What you will do →
Using the records that follow, copy every line containing the word "счет".

Dataset extract →
◇ ◇ ◇ ◇

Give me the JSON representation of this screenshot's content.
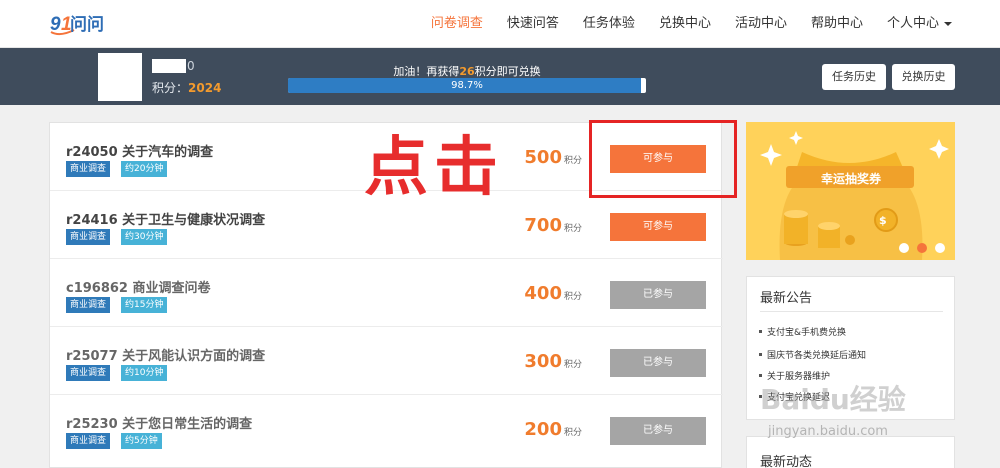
{
  "brand": {
    "name": "91问问",
    "colors": {
      "accent": "#f5743b",
      "nav_bar": "#3f4c5c",
      "progress": "#2e7dc4",
      "tag_business": "#2f7ab9",
      "tag_time": "#47b2d7",
      "disabled": "#a5a5a5",
      "annotation": "#e52424"
    }
  },
  "nav": {
    "items": [
      {
        "label": "问卷调查",
        "active": true
      },
      {
        "label": "快速问答"
      },
      {
        "label": "任务体验"
      },
      {
        "label": "兑换中心"
      },
      {
        "label": "活动中心"
      },
      {
        "label": "帮助中心"
      }
    ],
    "user_menu": "个人中心"
  },
  "status": {
    "username_suffix": "0",
    "points_label": "积分：",
    "points_value": "2024",
    "progress_prefix": "加油！再获得",
    "progress_value": "26",
    "progress_suffix": "积分即可兑换",
    "progress_percent": "98.7%",
    "progress_fraction": 0.987,
    "task_history": "任务历史",
    "exchange_history": "兑换历史"
  },
  "surveys": [
    {
      "title": "r24050 关于汽车的调查",
      "tag1": "商业调查",
      "tag2": "约20分钟",
      "points": "500",
      "unit": "积分",
      "button": "可参与",
      "available": true
    },
    {
      "title": "r24416 关于卫生与健康状况调查",
      "tag1": "商业调查",
      "tag2": "约30分钟",
      "points": "700",
      "unit": "积分",
      "button": "可参与",
      "available": true
    },
    {
      "title": "c196862 商业调查问卷",
      "tag1": "商业调查",
      "tag2": "约15分钟",
      "points": "400",
      "unit": "积分",
      "button": "已参与",
      "available": false
    },
    {
      "title": "r25077 关于风能认识方面的调查",
      "tag1": "商业调查",
      "tag2": "约10分钟",
      "points": "300",
      "unit": "积分",
      "button": "已参与",
      "available": false
    },
    {
      "title": "r25230 关于您日常生活的调查",
      "tag1": "商业调查",
      "tag2": "约5分钟",
      "points": "200",
      "unit": "积分",
      "button": "已参与",
      "available": false
    }
  ],
  "annotation": {
    "text": "点击"
  },
  "sidebar": {
    "banner_text": "幸运抽奖券",
    "notices_title": "最新公告",
    "notices": [
      "支付宝&手机费兑换",
      "国庆节各类兑换延后通知",
      "关于服务器维护",
      "支付宝兑换延迟"
    ],
    "activity_title": "最新动态"
  },
  "watermark": {
    "line1": "Baidu经验",
    "line2": "jingyan.baidu.com"
  }
}
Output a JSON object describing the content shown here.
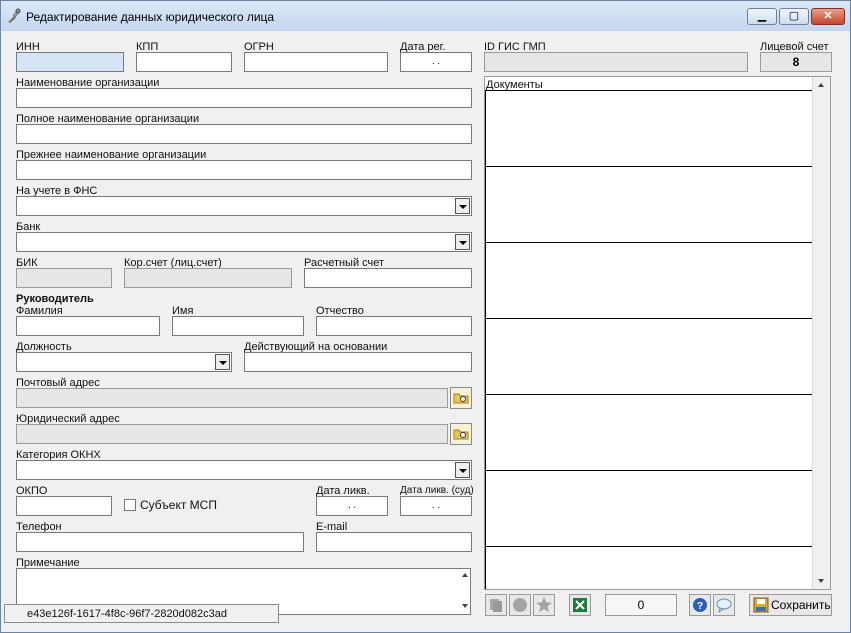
{
  "window": {
    "title": "Редактирование данных юридического лица"
  },
  "fields": {
    "inn": "ИНН",
    "kpp": "КПП",
    "ogrn": "ОГРН",
    "date_reg": "Дата рег.",
    "date_placeholder": ". .",
    "id_gis": "ID ГИС ГМП",
    "account_label": "Лицевой счет",
    "account_value": "8",
    "org_name": "Наименование организации",
    "full_name": "Полное наименование организации",
    "prev_name": "Прежнее наименование организации",
    "fns": "На учете в ФНС",
    "bank": "Банк",
    "bik": "БИК",
    "korr": "Кор.счет (лиц.счет)",
    "rs": "Расчетный счет",
    "head": "Руководитель",
    "surname": "Фамилия",
    "first": "Имя",
    "patronymic": "Отчество",
    "position": "Должность",
    "basis": "Действующий на основании",
    "post_addr": "Почтовый адрес",
    "legal_addr": "Юридический адрес",
    "okfs": "Категория ОКНХ",
    "okpo": "ОКПО",
    "msp": "Субъект МСП",
    "date_liq": "Дата ликв.",
    "date_liq_court": "Дата ликв. (суд)",
    "phone": "Телефон",
    "email": "E-mail",
    "notes": "Примечание"
  },
  "documents": {
    "header": "Документы"
  },
  "toolbar": {
    "counter": "0",
    "save": "Сохранить"
  },
  "status": {
    "guid": "e43e126f-1617-4f8c-96f7-2820d082c3ad"
  }
}
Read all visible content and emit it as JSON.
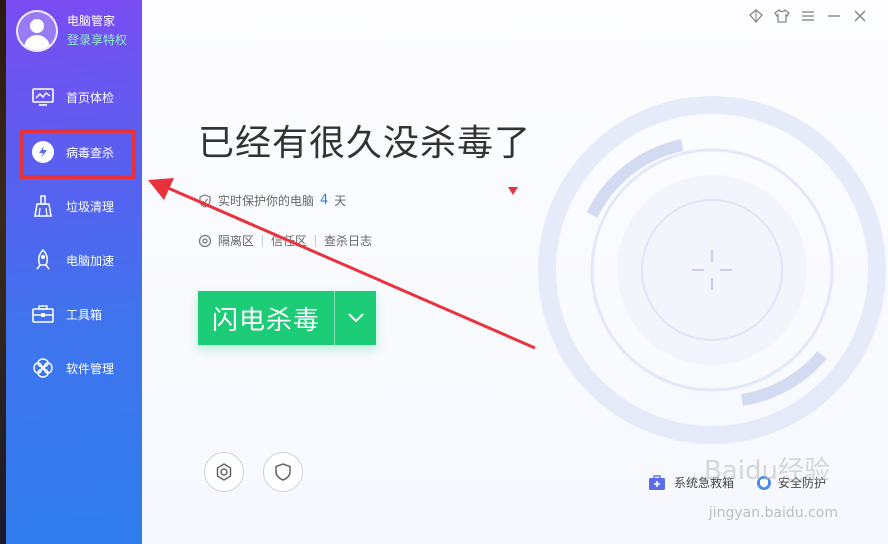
{
  "sidebar": {
    "app_name": "电脑管家",
    "login": "登录享特权",
    "items": [
      {
        "label": "首页体检",
        "icon": "monitor-icon"
      },
      {
        "label": "病毒查杀",
        "icon": "lightning-icon",
        "active": true
      },
      {
        "label": "垃圾清理",
        "icon": "broom-icon"
      },
      {
        "label": "电脑加速",
        "icon": "rocket-icon"
      },
      {
        "label": "工具箱",
        "icon": "toolbox-icon"
      },
      {
        "label": "软件管理",
        "icon": "software-icon"
      }
    ]
  },
  "titlebar": {
    "icons": [
      "skin-diamond-icon",
      "tshirt-icon",
      "menu-icon",
      "minimize-icon",
      "close-icon"
    ]
  },
  "main": {
    "headline": "已经有很久没杀毒了",
    "protect_prefix": "实时保护你的电脑",
    "protect_days": "4",
    "protect_unit": "天",
    "links": [
      "隔离区",
      "信任区",
      "查杀日志"
    ],
    "scan_button": "闪电杀毒",
    "bottom_left": "系统急救箱",
    "bottom_right": "安全防护"
  },
  "watermark": {
    "text": "jingyan.baidu.com",
    "logo": "Baidu经验"
  },
  "colors": {
    "accent_green": "#1dcc76",
    "annotation_red": "#e8323c",
    "sidebar_top": "#7b4cf2",
    "sidebar_bottom": "#2f7ded"
  }
}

◇ ◇ ◇ ◇

Solved problem →
    "account_label": "Лицевой счет",
    "korr": "Кор.счет (лиц.счет)",
    "rs": "Расчетный счет",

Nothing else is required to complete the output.